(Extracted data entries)
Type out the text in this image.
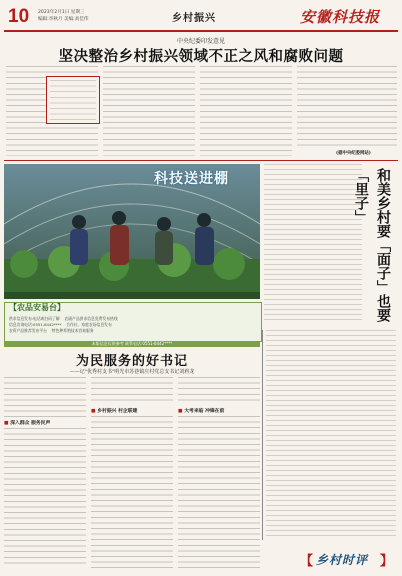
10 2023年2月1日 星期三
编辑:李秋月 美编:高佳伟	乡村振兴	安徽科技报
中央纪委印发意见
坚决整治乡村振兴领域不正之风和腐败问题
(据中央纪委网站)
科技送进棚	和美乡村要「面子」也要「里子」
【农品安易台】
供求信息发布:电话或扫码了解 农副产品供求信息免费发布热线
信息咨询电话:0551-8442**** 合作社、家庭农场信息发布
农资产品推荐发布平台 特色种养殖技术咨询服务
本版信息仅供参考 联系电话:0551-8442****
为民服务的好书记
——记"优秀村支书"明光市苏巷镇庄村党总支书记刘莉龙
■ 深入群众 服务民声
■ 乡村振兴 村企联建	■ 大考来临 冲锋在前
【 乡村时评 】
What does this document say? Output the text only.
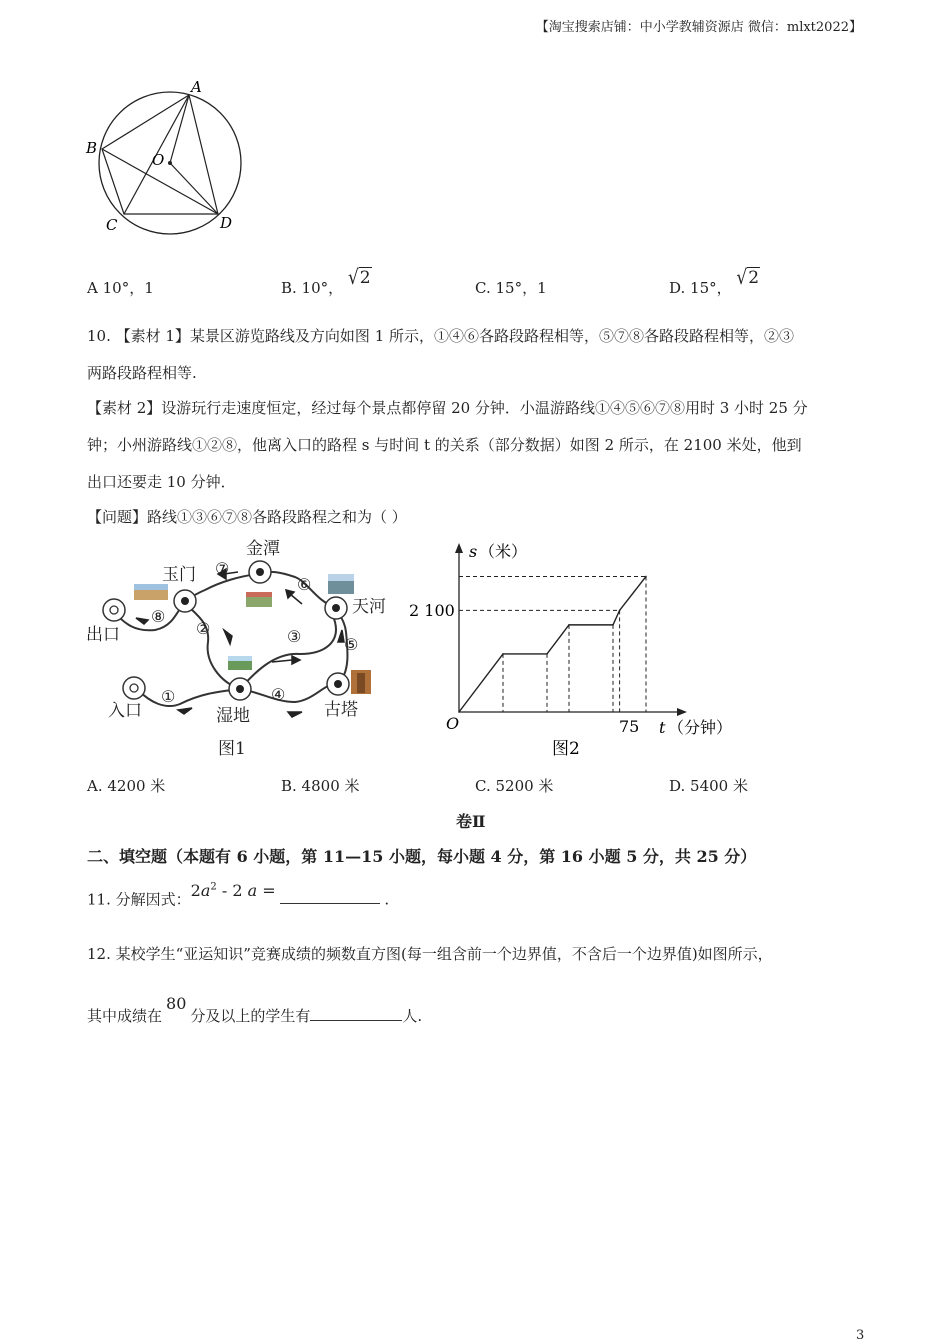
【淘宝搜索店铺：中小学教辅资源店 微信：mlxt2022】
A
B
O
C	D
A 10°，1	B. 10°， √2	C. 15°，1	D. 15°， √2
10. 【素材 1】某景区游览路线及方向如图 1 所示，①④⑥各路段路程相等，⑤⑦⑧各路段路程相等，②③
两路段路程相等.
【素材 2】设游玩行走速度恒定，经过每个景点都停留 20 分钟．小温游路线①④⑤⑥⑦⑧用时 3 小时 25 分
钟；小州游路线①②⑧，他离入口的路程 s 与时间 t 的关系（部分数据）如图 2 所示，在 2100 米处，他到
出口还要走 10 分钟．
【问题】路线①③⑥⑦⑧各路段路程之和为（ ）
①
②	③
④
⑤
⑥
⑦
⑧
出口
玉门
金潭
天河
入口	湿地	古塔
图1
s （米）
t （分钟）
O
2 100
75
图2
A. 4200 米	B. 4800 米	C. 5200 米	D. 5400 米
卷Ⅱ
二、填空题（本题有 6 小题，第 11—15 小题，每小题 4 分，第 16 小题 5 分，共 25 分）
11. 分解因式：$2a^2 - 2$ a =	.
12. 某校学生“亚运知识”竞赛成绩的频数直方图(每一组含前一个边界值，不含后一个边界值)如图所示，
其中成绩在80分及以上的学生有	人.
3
* * *
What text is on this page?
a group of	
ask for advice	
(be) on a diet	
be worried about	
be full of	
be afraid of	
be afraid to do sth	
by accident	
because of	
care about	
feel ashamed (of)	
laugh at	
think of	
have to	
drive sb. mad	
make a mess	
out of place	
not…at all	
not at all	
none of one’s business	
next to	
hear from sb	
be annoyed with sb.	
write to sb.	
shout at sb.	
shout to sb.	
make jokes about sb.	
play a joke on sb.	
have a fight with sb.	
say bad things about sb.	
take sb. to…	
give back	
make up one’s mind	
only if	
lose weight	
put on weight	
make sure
...
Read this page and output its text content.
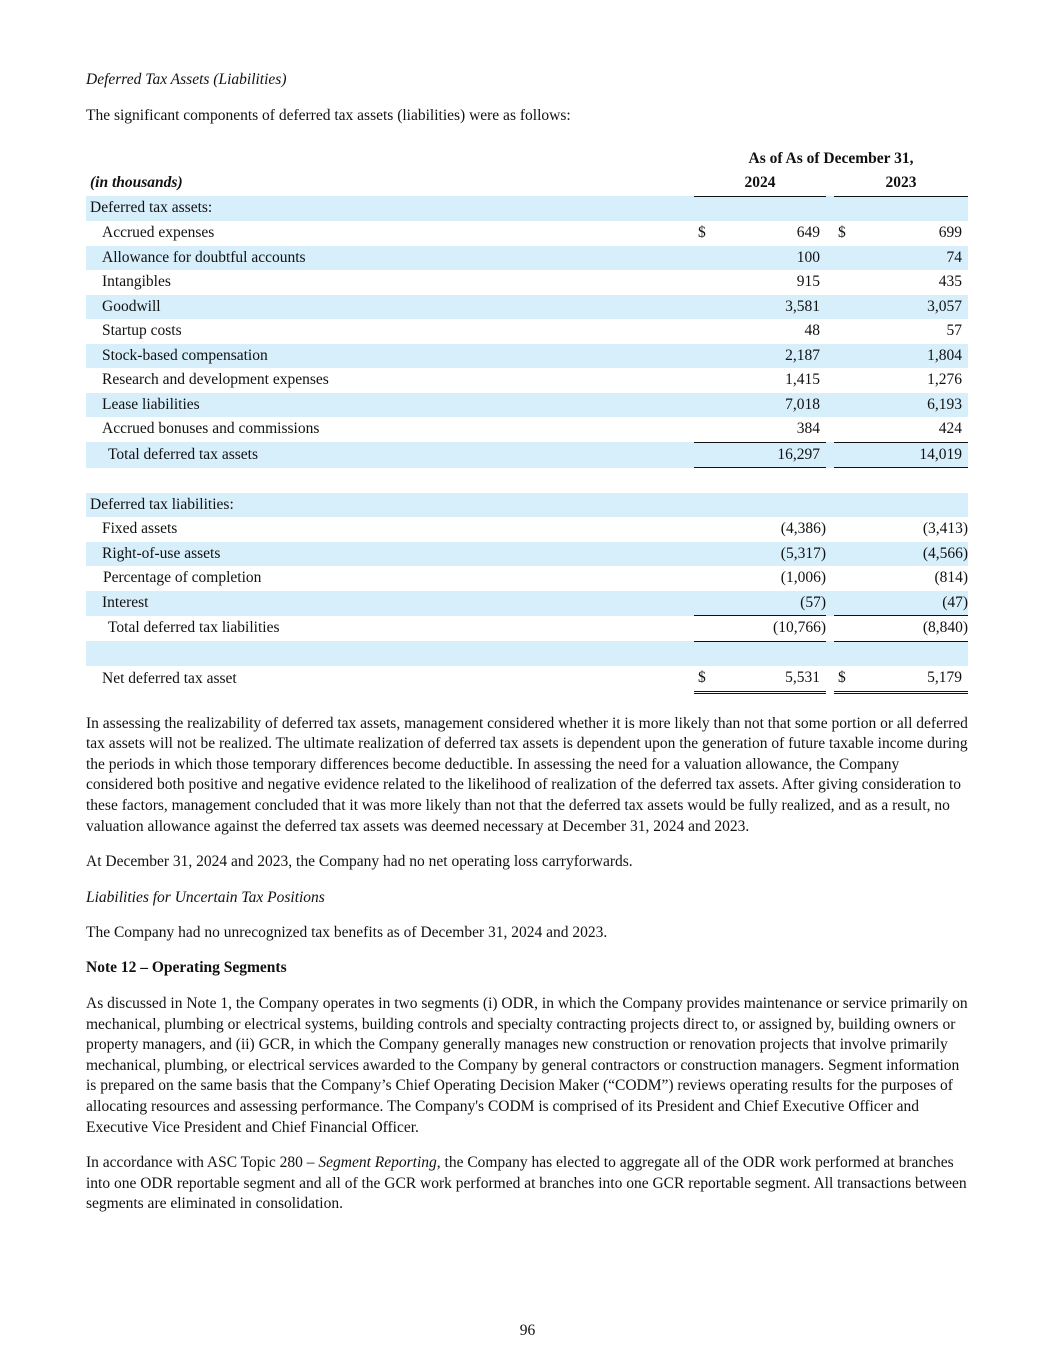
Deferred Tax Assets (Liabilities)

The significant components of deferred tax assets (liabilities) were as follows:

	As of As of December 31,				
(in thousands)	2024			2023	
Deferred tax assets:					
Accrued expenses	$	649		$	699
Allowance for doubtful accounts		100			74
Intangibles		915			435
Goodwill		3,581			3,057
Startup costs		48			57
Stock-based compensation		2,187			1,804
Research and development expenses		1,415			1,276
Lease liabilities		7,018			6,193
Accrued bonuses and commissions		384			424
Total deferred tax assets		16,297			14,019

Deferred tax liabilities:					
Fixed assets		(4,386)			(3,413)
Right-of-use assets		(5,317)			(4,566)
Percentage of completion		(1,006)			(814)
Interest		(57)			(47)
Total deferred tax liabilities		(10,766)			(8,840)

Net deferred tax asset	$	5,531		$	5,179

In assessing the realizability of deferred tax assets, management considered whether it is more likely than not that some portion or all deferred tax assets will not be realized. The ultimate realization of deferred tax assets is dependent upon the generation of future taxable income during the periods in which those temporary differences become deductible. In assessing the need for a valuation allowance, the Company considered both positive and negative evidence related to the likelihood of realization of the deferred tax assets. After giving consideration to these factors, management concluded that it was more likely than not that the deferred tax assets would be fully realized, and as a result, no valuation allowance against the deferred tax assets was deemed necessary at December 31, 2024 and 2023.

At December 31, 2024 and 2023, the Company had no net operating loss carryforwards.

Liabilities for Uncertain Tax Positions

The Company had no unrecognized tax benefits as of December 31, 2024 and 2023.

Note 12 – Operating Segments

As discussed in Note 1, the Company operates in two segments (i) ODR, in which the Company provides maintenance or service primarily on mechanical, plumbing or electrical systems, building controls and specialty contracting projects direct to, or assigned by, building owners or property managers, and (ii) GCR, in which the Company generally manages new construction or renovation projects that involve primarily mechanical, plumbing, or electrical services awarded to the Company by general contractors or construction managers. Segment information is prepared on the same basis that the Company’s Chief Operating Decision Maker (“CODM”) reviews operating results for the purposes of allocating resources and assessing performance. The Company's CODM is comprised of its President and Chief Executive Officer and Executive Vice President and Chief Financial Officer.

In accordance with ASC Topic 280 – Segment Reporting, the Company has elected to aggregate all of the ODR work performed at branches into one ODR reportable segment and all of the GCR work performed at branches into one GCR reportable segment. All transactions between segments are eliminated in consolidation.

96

- [EXERCISE DIRECTIONS]
Take each line containing the string "text" and copy it out.

- [TASK SOLUTION]
Type out the text in this image.
What does this document say? Output the text only.
What text is on this page?
Read this page and output its text content.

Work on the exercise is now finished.